- **Aim**
Collect each line containing "csharp".

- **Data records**
************

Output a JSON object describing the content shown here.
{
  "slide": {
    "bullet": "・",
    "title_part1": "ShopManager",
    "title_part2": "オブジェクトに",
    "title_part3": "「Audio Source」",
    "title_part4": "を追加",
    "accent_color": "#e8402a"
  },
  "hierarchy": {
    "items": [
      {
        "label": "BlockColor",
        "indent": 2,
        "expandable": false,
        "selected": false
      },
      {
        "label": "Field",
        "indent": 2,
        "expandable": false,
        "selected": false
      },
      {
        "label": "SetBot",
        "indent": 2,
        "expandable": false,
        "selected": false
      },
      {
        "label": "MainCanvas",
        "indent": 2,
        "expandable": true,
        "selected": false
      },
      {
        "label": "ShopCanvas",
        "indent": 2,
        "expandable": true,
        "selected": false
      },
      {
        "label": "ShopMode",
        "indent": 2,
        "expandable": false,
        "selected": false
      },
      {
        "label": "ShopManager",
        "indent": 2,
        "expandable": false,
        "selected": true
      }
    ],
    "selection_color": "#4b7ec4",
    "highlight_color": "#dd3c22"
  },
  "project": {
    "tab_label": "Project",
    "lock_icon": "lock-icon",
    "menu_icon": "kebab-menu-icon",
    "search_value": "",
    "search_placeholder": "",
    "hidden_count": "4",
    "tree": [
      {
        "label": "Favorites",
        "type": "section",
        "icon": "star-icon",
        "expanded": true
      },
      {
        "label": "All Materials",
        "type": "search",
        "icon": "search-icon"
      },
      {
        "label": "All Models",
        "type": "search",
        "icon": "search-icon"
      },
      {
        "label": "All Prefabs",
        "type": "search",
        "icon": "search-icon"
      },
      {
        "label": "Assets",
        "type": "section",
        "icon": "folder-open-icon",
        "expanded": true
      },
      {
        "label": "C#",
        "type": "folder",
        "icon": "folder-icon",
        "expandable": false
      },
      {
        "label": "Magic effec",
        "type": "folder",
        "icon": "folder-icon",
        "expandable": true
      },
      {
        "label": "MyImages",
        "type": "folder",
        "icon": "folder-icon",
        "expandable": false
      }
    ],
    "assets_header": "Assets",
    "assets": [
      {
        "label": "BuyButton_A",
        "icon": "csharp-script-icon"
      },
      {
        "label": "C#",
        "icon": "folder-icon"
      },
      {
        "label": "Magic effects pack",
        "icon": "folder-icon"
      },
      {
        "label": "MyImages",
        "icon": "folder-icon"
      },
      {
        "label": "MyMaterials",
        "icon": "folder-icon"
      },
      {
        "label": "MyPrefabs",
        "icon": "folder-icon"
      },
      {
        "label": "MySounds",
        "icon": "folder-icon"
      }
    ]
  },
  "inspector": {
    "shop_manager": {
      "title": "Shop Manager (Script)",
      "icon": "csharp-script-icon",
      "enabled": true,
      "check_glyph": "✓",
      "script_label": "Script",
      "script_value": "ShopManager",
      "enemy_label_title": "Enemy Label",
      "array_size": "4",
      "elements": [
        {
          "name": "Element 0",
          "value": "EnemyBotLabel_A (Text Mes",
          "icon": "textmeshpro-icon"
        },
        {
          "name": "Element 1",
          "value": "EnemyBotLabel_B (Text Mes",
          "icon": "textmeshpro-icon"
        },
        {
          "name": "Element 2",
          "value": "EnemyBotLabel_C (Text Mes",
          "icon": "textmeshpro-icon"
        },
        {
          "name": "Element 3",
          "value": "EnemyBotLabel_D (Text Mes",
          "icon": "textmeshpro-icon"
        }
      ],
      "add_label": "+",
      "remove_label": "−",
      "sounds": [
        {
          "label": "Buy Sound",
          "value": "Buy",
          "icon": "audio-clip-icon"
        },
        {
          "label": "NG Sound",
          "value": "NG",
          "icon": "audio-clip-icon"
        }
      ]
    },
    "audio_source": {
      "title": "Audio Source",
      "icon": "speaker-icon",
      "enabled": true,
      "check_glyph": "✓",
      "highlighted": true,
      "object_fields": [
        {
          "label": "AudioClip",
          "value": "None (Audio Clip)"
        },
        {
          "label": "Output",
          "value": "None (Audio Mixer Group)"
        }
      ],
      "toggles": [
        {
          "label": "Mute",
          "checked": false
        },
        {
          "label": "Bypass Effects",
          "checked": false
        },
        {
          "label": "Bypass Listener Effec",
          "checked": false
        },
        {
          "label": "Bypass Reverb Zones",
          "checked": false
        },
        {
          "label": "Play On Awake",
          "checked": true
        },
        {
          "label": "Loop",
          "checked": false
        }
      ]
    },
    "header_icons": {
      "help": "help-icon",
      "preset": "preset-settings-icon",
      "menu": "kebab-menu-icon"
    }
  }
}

************

- **The reply**
        "icon": "csharp-script-icon"
      "icon": "csharp-script-icon",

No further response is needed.